- **CHALLENGE**: Copy out the complete listing, word for word.

===== DATA SECTION =====

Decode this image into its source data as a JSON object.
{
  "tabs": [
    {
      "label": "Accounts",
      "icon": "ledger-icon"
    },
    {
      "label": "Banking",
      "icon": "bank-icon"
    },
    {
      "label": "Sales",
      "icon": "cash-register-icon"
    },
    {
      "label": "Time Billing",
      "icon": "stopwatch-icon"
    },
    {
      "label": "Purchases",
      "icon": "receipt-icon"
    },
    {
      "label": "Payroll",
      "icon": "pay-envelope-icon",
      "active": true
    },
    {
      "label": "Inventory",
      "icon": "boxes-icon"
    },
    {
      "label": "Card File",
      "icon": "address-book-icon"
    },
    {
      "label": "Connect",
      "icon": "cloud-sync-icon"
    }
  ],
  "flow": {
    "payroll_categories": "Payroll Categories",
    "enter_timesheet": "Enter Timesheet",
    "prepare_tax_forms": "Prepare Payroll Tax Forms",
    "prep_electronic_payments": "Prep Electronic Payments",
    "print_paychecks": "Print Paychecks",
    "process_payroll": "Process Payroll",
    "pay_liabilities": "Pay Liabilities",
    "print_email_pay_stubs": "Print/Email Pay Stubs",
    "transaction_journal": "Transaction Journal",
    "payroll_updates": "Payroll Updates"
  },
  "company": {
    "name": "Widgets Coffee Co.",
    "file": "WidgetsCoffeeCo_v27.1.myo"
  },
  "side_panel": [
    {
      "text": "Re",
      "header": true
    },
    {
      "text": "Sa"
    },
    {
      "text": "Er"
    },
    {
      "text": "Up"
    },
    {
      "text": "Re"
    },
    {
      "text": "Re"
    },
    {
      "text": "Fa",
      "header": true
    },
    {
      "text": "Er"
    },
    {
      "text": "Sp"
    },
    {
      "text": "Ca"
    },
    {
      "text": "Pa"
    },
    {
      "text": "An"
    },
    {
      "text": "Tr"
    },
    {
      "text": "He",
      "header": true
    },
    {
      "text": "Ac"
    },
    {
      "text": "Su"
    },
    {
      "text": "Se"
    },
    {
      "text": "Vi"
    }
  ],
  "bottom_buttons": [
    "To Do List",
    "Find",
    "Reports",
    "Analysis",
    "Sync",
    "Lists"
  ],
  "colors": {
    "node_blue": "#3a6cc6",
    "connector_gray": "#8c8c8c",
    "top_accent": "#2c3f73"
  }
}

=====

- **REPLY**:
Decode this image into its source data as a JSON object.
{
  "tabs": [
    {
      "label": "Accounts",
      "icon": "ledger-icon"
    },
    {
      "label": "Banking",
      "icon": "bank-icon"
    },
    {
      "label": "Sales",
      "icon": "cash-register-icon"
    },
    {
      "label": "Time Billing",
      "icon": "stopwatch-icon"
    },
    {
      "label": "Purchases",
      "icon": "receipt-icon"
    },
    {
      "label": "Payroll",
      "icon": "pay-envelope-icon",
      "active": true
    },
    {
      "label": "Inventory",
      "icon": "boxes-icon"
    },
    {
      "label": "Card File",
      "icon": "address-book-icon"
    },
    {
      "label": "Connect",
      "icon": "cloud-sync-icon"
    }
  ],
  "flow": {
    "payroll_categories": "Payroll Categories",
    "enter_timesheet": "Enter Timesheet",
    "prepare_tax_forms": "Prepare Payroll Tax Forms",
    "prep_electronic_payments": "Prep Electronic Payments",
    "print_paychecks": "Print Paychecks",
    "process_payroll": "Process Payroll",
    "pay_liabilities": "Pay Liabilities",
    "print_email_pay_stubs": "Print/Email Pay Stubs",
    "transaction_journal": "Transaction Journal",
    "payroll_updates": "Payroll Updates"
  },
  "company": {
    "name": "Widgets Coffee Co.",
    "file": "WidgetsCoffeeCo_v27.1.myo"
  },
  "side_panel": [
    {
      "text": "Re",
      "header": true
    },
    {
      "text": "Sa"
    },
    {
      "text": "Er"
    },
    {
      "text": "Up"
    },
    {
      "text": "Re"
    },
    {
      "text": "Re"
    },
    {
      "text": "Fa",
      "header": true
    },
    {
      "text": "Er"
    },
    {
      "text": "Sp"
    },
    {
      "text": "Ca"
    },
    {
      "text": "Pa"
    },
    {
      "text": "An"
    },
    {
      "text": "Tr"
    },
    {
      "text": "He",
      "header": true
    },
    {
      "text": "Ac"
    },
    {
      "text": "Su"
    },
    {
      "text": "Se"
    },
    {
      "text": "Vi"
    }
  ],
  "bottom_buttons": [
    "To Do List",
    "Find",
    "Reports",
    "Analysis",
    "Sync",
    "Lists"
  ],
  "colors": {
    "node_blue": "#3a6cc6",
    "connector_gray": "#8c8c8c",
    "top_accent": "#2c3f73"
  }
}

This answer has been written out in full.